| Extract to read |
◇ ◇ ◇ ◇ ◇ ◇ ◇

SSH timeout in seconds

None

Returns:

Type Description
QueueResult

QueueResult with list of parsed JobStatus

wait(job_id: int, host: str, poll_interval: float = 10.0, timeout: float | None = None) -> JobInfoResult

Wait for a SLURM job to complete.

Parameters:

Name Type Description Default
job_id int

SLURM job ID

required
host str

SSH host with SLURM access

required
poll_interval float

Seconds between status checks

10.0
timeout float | None

Total timeout in seconds (None = wait forever)

None

Returns:

Type Description
JobInfoResult

JobInfoResult with final job state

partitions(host: str, timeout: float | None = None) -> list[PartitionInfo]

List all SLURM partitions.

Parameters:

Name Type Description Default
host str

SSH host with SLURM access

required
timeout float | None

SSH timeout in seconds

None

Returns:

Type Description
list[PartitionInfo]

List of PartitionInfo

partition_nodes(partition: str, host: str, timeout: float | None = None) -> list[str]

List all nodes in a SLURM partition.

◇ ◇ ◇ ◇ ◇ ◇ ◇

| Source excerpt |
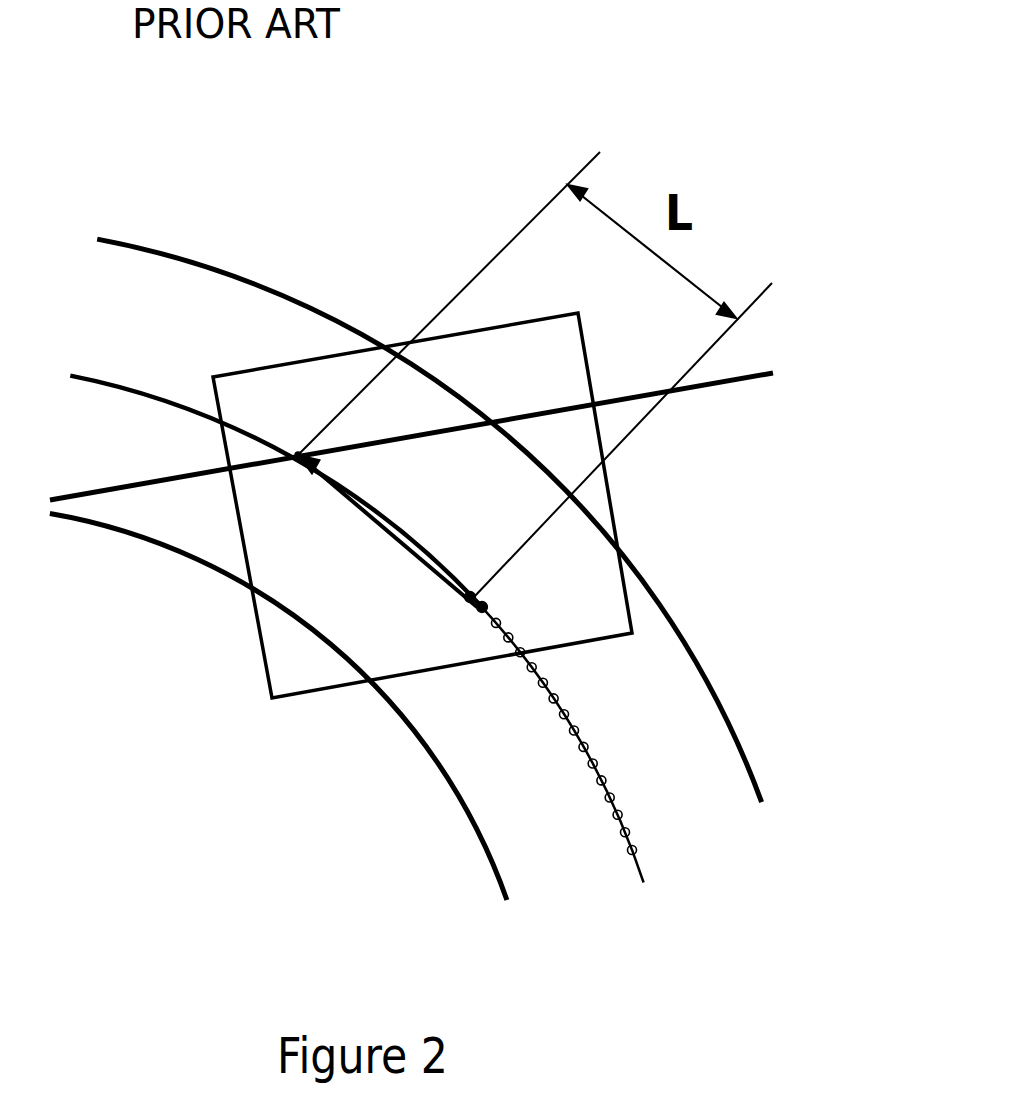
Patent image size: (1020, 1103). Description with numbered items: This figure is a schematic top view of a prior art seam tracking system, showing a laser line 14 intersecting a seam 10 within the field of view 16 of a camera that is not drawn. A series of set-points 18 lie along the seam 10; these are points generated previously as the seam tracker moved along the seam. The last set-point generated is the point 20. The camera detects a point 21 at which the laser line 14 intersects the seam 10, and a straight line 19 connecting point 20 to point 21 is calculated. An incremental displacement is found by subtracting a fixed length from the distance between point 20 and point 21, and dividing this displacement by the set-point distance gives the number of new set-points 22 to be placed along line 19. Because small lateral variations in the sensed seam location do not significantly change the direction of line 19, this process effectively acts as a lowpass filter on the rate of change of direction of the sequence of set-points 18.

◇ ◇ ◇ ◇ ◇ ◇ ◇

| Problems to solve |
(1) Answer these from the SLURM function reference above:
(a) What default value does `poll_interval` take in `wait`?
(b) What type does `partitions` return?
(c) In `wait`, what does a `timeout` of None mean?
(2) Continue the SLURM function reference from its last line, in the same layout.

| Responses |
(1)
(a) 10.0
(b) `list[PartitionInfo]`
(c) It means wait forever.

(2)
Parameters:

Name Type Description Default
partition str

Partition name

required
host str

SSH host with SLURM access

required
timeout float | None

SSH timeout in seconds

None

Returns:

Type Description
list[str]

List of node names

node_info(nodename: str, host: str, timeout: float | None = None) -> NodeInfo | None

Get detailed info about a SLURM node.

Parameters:

Name Type Description Default
nodename str

Name of the node

required
host str

SSH host with SLURM access

required
timeout float | None

SSH timeout in seconds

None

Returns:

Type Description
NodeInfo | None

NodeInfo or None if node not found

nodes_info(nodenames: list[str], host: str, timeout: float | None = None) -> dict[str, NodeInfo]

Get info about multiple nodes in parallel.

Parameters:

Name Type Description Default
nodenames list[str]

List of node names

required
host str

SSH host with SLURM access

required
timeout float | None

SSH timeout per node

None

Returns:

Type Description
dict[str, NodeInfo]

Dict mapping nodename -> NodeInfo (excludes failed lookups)

available_gpus(partition: str, host: str, gpu_type: str | None = None, timeout: float | None = None) -> list[tuple[str, int]]

Find nodes with available GPUs in a partition.

Uses a single sinfo command to get all node GPU info efficiently, avoiding rate limits from multiple SSH connections.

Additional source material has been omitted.